STATED GOAL:
Every line of the material is to be quoted verbatim, minus the pictures.
* * * * *
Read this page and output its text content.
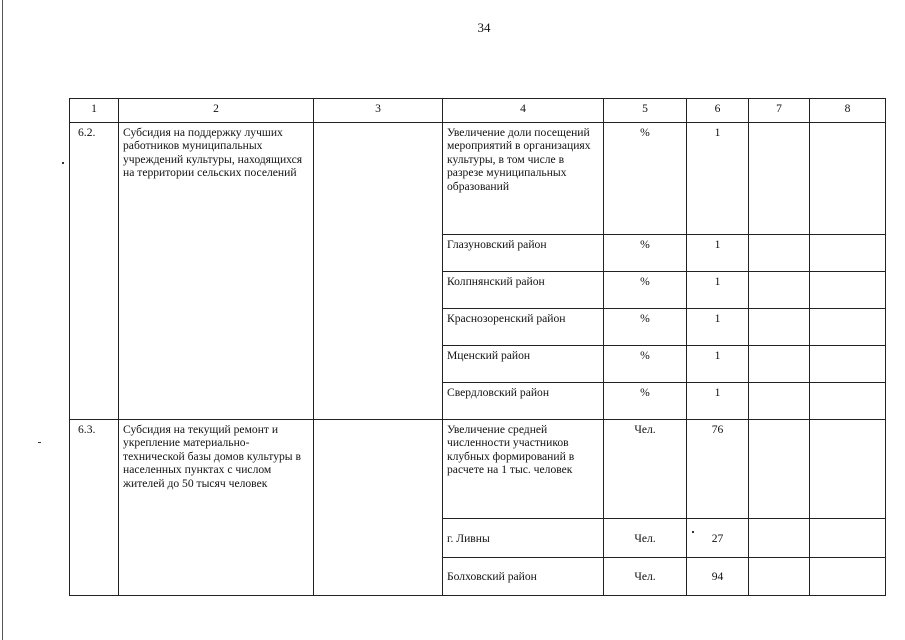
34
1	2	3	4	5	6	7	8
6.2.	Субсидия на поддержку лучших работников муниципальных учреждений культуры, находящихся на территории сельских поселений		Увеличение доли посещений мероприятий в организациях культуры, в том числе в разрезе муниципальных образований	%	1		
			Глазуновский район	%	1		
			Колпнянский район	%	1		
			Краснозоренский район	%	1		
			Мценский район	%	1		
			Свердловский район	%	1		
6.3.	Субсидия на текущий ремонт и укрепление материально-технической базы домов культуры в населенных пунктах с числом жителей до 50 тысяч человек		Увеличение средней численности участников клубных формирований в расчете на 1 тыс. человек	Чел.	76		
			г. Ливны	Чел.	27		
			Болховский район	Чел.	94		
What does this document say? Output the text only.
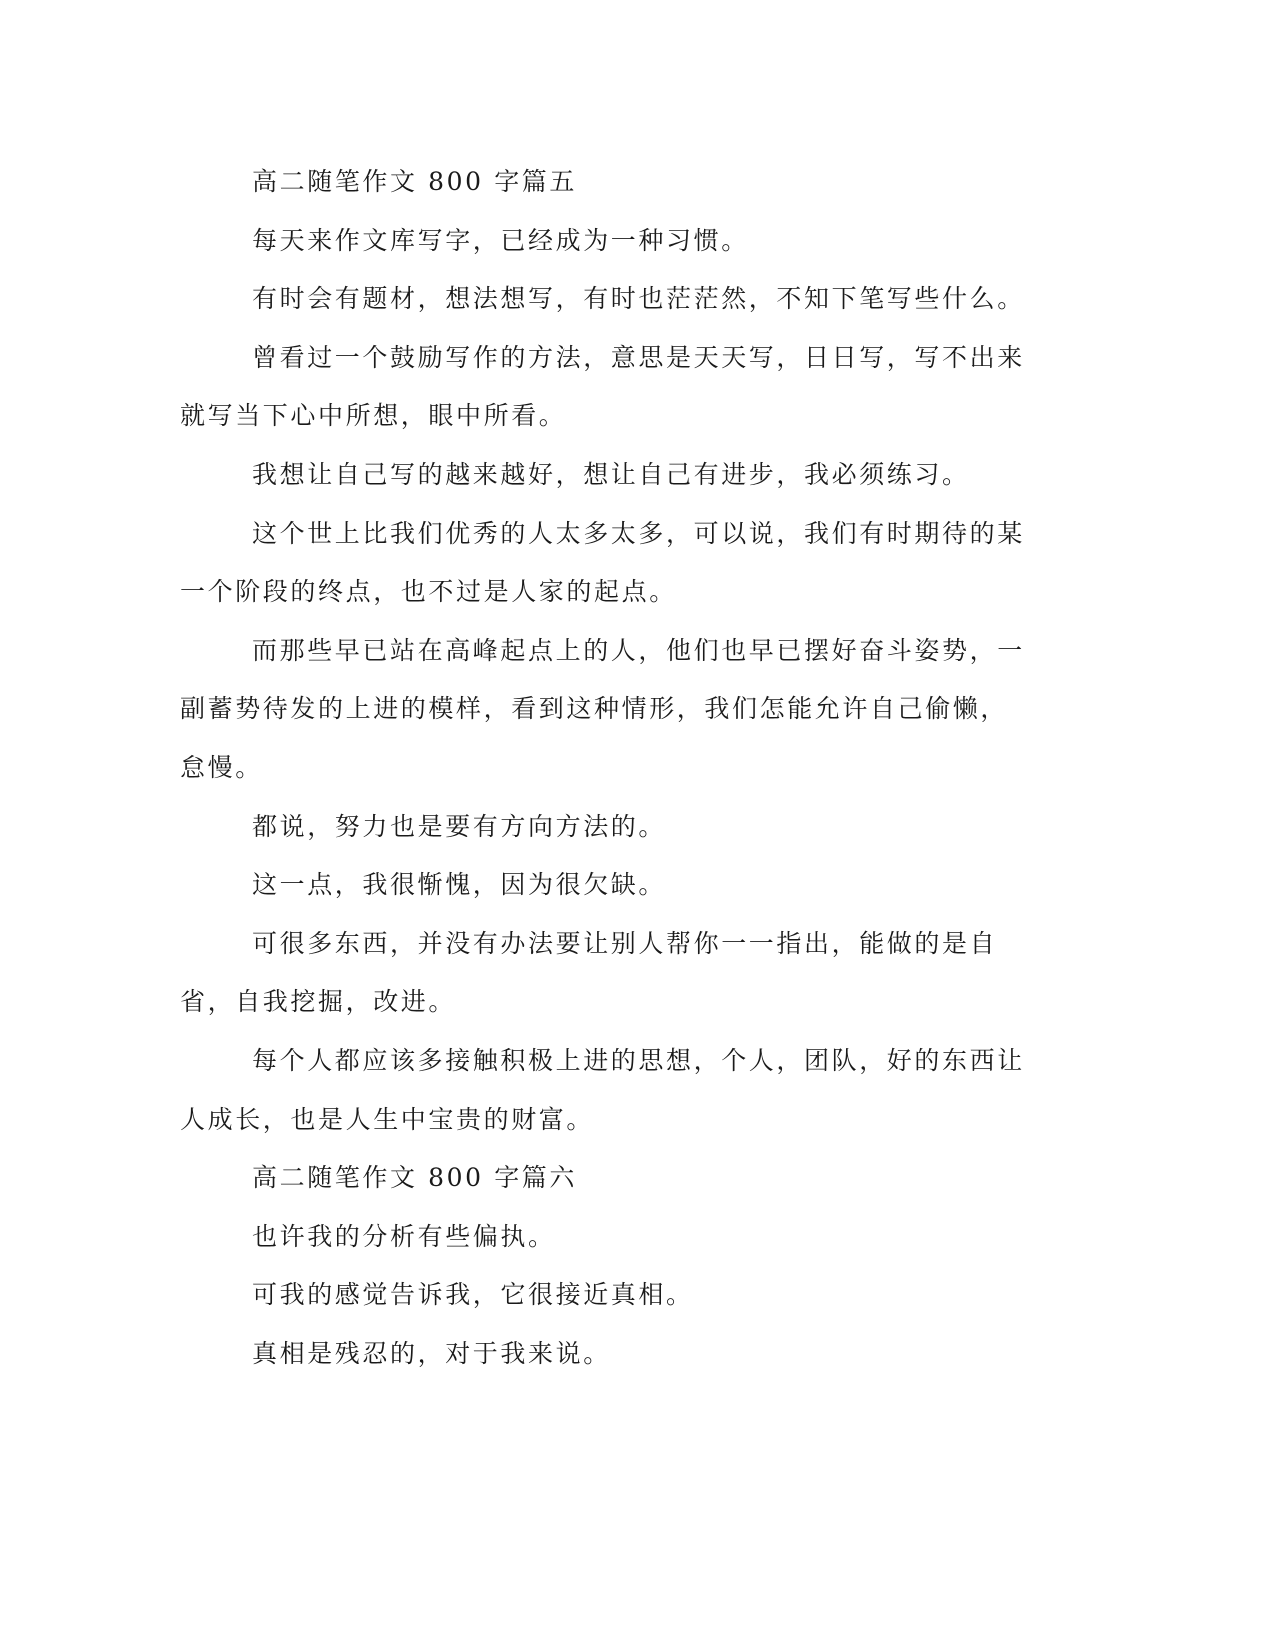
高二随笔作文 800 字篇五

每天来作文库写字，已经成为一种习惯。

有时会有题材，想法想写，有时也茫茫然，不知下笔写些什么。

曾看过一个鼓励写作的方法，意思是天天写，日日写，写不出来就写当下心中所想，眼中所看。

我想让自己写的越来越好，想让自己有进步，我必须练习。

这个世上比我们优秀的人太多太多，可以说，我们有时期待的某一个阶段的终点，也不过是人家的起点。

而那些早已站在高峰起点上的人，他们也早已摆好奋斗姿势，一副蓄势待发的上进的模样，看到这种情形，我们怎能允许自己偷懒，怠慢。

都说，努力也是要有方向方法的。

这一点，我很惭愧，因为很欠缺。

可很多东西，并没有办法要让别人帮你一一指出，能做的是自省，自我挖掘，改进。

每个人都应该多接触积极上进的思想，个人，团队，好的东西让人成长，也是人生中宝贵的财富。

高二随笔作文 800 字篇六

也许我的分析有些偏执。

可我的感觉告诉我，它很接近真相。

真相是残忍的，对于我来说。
* * * * *
RESULT OF THIS TASK:
Read this page and output its text content.
34
1	2	3	4	5	6	7	8
6.2.	Субсидия на поддержку лучших работников муниципальных учреждений культуры, находящихся на территории сельских поселений		Увеличение доли посещений мероприятий в организациях культуры, в том числе в разрезе муниципальных образований	%	1		
			Глазуновский район	%	1		
			Колпнянский район	%	1		
			Краснозоренский район	%	1		
			Мценский район	%	1		
			Свердловский район	%	1		
6.3.	Субсидия на текущий ремонт и укрепление материально-технической базы домов культуры в населенных пунктах с числом жителей до 50 тысяч человек		Увеличение средней численности участников клубных формирований в расчете на 1 тыс. человек	Чел.	76		
			г. Ливны	Чел.	27		
			Болховский район	Чел.	94		
What does this document say? Output the text only.
高二随笔作文 800 字篇五

每天来作文库写字，已经成为一种习惯。

有时会有题材，想法想写，有时也茫茫然，不知下笔写些什么。

曾看过一个鼓励写作的方法，意思是天天写，日日写，写不出来就写当下心中所想，眼中所看。

我想让自己写的越来越好，想让自己有进步，我必须练习。

这个世上比我们优秀的人太多太多，可以说，我们有时期待的某一个阶段的终点，也不过是人家的起点。

而那些早已站在高峰起点上的人，他们也早已摆好奋斗姿势，一副蓄势待发的上进的模样，看到这种情形，我们怎能允许自己偷懒，怠慢。

都说，努力也是要有方向方法的。

这一点，我很惭愧，因为很欠缺。

可很多东西，并没有办法要让别人帮你一一指出，能做的是自省，自我挖掘，改进。

每个人都应该多接触积极上进的思想，个人，团队，好的东西让人成长，也是人生中宝贵的财富。

高二随笔作文 800 字篇六

也许我的分析有些偏执。

可我的感觉告诉我，它很接近真相。

真相是残忍的，对于我来说。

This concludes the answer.